**WRITTEN PROBLEM**
Write out the records word for word, with no pictures.

▼

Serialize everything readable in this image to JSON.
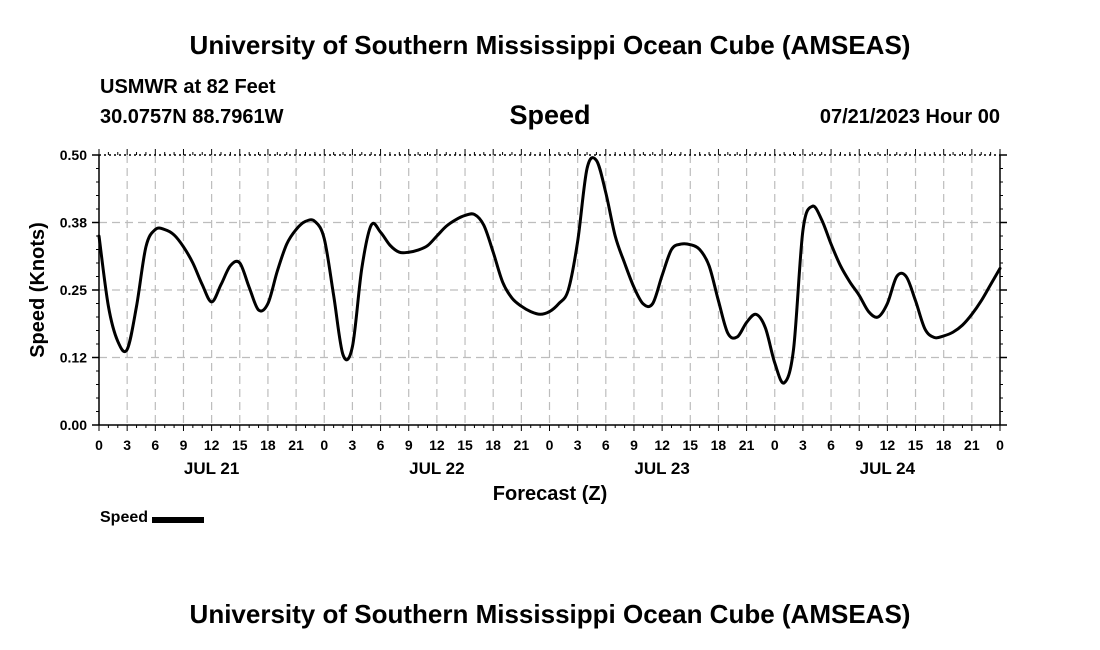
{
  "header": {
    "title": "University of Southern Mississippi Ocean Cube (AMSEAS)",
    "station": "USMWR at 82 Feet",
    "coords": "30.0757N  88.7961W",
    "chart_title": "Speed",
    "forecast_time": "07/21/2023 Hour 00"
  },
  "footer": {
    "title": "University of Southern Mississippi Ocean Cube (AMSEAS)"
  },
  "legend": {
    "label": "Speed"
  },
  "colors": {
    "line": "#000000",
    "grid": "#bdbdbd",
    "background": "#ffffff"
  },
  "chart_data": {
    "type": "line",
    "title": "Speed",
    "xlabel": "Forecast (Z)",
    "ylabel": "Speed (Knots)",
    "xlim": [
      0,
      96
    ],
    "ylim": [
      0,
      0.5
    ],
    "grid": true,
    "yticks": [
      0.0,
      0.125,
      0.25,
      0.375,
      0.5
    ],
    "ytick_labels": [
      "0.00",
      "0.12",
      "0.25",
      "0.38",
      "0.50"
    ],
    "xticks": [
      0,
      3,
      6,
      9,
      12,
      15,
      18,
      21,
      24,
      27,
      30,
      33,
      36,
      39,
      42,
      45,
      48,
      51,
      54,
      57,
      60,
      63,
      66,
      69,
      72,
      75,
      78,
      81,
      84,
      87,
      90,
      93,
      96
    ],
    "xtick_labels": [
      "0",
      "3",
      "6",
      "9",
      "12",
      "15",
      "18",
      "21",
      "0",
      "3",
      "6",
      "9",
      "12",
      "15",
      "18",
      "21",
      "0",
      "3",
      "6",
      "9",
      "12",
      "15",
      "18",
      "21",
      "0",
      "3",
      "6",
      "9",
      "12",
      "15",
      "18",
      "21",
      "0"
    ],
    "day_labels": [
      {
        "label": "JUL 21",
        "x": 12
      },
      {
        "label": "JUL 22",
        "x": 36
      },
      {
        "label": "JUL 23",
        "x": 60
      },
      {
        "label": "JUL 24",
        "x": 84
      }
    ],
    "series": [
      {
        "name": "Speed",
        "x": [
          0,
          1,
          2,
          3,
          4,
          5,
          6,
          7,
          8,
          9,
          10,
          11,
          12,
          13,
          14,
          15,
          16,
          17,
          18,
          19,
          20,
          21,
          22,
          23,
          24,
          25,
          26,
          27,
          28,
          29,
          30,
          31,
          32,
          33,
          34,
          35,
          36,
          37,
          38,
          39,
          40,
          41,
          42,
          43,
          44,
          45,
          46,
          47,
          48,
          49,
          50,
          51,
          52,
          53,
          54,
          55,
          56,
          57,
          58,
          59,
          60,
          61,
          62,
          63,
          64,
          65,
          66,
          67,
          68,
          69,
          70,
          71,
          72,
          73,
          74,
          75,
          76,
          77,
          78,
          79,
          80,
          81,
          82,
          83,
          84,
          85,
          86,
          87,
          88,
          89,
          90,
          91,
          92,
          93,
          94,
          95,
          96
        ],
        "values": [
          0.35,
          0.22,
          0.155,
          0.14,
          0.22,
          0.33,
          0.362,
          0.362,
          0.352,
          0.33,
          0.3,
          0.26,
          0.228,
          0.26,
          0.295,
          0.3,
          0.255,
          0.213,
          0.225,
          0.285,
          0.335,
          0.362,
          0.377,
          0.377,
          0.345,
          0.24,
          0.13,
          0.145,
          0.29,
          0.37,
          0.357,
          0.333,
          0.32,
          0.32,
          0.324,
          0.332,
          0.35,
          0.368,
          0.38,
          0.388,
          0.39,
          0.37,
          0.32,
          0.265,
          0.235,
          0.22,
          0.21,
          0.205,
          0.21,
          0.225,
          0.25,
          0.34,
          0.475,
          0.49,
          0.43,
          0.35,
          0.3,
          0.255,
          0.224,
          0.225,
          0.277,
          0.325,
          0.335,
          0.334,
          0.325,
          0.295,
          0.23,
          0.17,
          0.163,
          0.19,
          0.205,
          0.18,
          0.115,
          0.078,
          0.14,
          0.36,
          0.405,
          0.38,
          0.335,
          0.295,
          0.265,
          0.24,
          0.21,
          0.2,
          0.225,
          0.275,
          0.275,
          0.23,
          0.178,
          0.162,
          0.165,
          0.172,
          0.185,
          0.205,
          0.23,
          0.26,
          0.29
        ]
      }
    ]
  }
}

▲

**SOLUTION TO THE PROBLEM**
Serialize everything readable in this image to JSON.
{
  "header": {
    "title": "University of Southern Mississippi Ocean Cube (AMSEAS)",
    "station": "USMWR at 82 Feet",
    "coords": "30.0757N  88.7961W",
    "chart_title": "Speed",
    "forecast_time": "07/21/2023 Hour 00"
  },
  "footer": {
    "title": "University of Southern Mississippi Ocean Cube (AMSEAS)"
  },
  "legend": {
    "label": "Speed"
  },
  "colors": {
    "line": "#000000",
    "grid": "#bdbdbd",
    "background": "#ffffff"
  },
  "chart_data": {
    "type": "line",
    "title": "Speed",
    "xlabel": "Forecast (Z)",
    "ylabel": "Speed (Knots)",
    "xlim": [
      0,
      96
    ],
    "ylim": [
      0,
      0.5
    ],
    "grid": true,
    "yticks": [
      0.0,
      0.125,
      0.25,
      0.375,
      0.5
    ],
    "ytick_labels": [
      "0.00",
      "0.12",
      "0.25",
      "0.38",
      "0.50"
    ],
    "xticks": [
      0,
      3,
      6,
      9,
      12,
      15,
      18,
      21,
      24,
      27,
      30,
      33,
      36,
      39,
      42,
      45,
      48,
      51,
      54,
      57,
      60,
      63,
      66,
      69,
      72,
      75,
      78,
      81,
      84,
      87,
      90,
      93,
      96
    ],
    "xtick_labels": [
      "0",
      "3",
      "6",
      "9",
      "12",
      "15",
      "18",
      "21",
      "0",
      "3",
      "6",
      "9",
      "12",
      "15",
      "18",
      "21",
      "0",
      "3",
      "6",
      "9",
      "12",
      "15",
      "18",
      "21",
      "0",
      "3",
      "6",
      "9",
      "12",
      "15",
      "18",
      "21",
      "0"
    ],
    "day_labels": [
      {
        "label": "JUL 21",
        "x": 12
      },
      {
        "label": "JUL 22",
        "x": 36
      },
      {
        "label": "JUL 23",
        "x": 60
      },
      {
        "label": "JUL 24",
        "x": 84
      }
    ],
    "series": [
      {
        "name": "Speed",
        "x": [
          0,
          1,
          2,
          3,
          4,
          5,
          6,
          7,
          8,
          9,
          10,
          11,
          12,
          13,
          14,
          15,
          16,
          17,
          18,
          19,
          20,
          21,
          22,
          23,
          24,
          25,
          26,
          27,
          28,
          29,
          30,
          31,
          32,
          33,
          34,
          35,
          36,
          37,
          38,
          39,
          40,
          41,
          42,
          43,
          44,
          45,
          46,
          47,
          48,
          49,
          50,
          51,
          52,
          53,
          54,
          55,
          56,
          57,
          58,
          59,
          60,
          61,
          62,
          63,
          64,
          65,
          66,
          67,
          68,
          69,
          70,
          71,
          72,
          73,
          74,
          75,
          76,
          77,
          78,
          79,
          80,
          81,
          82,
          83,
          84,
          85,
          86,
          87,
          88,
          89,
          90,
          91,
          92,
          93,
          94,
          95,
          96
        ],
        "values": [
          0.35,
          0.22,
          0.155,
          0.14,
          0.22,
          0.33,
          0.362,
          0.362,
          0.352,
          0.33,
          0.3,
          0.26,
          0.228,
          0.26,
          0.295,
          0.3,
          0.255,
          0.213,
          0.225,
          0.285,
          0.335,
          0.362,
          0.377,
          0.377,
          0.345,
          0.24,
          0.13,
          0.145,
          0.29,
          0.37,
          0.357,
          0.333,
          0.32,
          0.32,
          0.324,
          0.332,
          0.35,
          0.368,
          0.38,
          0.388,
          0.39,
          0.37,
          0.32,
          0.265,
          0.235,
          0.22,
          0.21,
          0.205,
          0.21,
          0.225,
          0.25,
          0.34,
          0.475,
          0.49,
          0.43,
          0.35,
          0.3,
          0.255,
          0.224,
          0.225,
          0.277,
          0.325,
          0.335,
          0.334,
          0.325,
          0.295,
          0.23,
          0.17,
          0.163,
          0.19,
          0.205,
          0.18,
          0.115,
          0.078,
          0.14,
          0.36,
          0.405,
          0.38,
          0.335,
          0.295,
          0.265,
          0.24,
          0.21,
          0.2,
          0.225,
          0.275,
          0.275,
          0.23,
          0.178,
          0.162,
          0.165,
          0.172,
          0.185,
          0.205,
          0.23,
          0.26,
          0.29
        ]
      }
    ]
  }
}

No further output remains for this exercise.